* **Exercise goal**
Where a line contains the word "Nadir", copy that line.

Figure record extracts
************

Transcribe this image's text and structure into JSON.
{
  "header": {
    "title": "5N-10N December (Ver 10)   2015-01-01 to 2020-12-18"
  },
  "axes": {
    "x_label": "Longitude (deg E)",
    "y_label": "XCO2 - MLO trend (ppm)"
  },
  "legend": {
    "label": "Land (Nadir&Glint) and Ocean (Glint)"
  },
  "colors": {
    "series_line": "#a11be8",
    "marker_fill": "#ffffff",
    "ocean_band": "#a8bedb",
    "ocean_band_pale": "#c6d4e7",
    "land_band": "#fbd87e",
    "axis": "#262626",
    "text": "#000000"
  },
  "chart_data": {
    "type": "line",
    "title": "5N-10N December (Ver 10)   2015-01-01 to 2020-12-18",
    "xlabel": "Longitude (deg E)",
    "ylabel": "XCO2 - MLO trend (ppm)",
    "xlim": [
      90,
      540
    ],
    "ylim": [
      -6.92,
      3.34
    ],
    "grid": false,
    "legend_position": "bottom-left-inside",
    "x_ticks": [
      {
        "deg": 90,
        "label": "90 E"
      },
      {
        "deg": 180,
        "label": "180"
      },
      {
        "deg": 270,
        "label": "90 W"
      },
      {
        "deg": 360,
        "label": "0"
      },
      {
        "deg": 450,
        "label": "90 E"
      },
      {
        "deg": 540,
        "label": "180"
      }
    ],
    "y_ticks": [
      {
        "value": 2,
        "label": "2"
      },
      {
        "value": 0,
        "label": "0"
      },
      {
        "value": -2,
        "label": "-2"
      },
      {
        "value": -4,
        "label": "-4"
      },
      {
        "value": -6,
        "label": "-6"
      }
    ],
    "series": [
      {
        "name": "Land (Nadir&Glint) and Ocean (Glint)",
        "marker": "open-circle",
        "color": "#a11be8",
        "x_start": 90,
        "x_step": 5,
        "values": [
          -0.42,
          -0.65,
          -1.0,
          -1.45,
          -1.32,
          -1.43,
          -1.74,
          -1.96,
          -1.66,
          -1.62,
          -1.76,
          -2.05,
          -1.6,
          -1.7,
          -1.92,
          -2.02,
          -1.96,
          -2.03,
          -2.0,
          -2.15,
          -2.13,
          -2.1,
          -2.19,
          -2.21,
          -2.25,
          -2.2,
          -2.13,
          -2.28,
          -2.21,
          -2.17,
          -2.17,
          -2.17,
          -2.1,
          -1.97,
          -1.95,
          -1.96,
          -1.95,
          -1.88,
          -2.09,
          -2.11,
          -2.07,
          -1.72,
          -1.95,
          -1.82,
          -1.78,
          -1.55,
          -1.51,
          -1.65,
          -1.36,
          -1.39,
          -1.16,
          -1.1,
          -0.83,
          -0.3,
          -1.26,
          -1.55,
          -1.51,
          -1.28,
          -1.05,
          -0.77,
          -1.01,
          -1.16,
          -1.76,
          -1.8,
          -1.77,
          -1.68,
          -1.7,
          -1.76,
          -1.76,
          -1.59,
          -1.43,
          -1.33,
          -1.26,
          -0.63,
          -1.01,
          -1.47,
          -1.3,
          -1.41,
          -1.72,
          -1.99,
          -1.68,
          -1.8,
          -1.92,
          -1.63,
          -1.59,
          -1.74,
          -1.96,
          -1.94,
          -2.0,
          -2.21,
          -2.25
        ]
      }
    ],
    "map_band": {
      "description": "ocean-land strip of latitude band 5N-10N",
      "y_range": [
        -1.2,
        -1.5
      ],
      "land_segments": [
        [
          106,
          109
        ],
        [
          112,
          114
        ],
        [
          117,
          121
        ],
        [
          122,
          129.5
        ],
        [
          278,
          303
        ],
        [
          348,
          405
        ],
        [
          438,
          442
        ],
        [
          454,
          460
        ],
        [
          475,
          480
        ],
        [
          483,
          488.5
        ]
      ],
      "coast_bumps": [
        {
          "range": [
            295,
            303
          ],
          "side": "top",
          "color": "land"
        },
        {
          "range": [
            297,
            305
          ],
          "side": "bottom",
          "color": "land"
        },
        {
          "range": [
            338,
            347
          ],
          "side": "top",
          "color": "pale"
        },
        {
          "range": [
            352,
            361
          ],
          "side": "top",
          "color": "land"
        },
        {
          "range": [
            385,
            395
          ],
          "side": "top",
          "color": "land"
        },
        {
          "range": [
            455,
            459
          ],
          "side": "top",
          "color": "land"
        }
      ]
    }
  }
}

************

* **Exercise solution**
    "label": "Land (Nadir&Glint) and Ocean (Glint)"
        "name": "Land (Nadir&Glint) and Ocean (Glint)",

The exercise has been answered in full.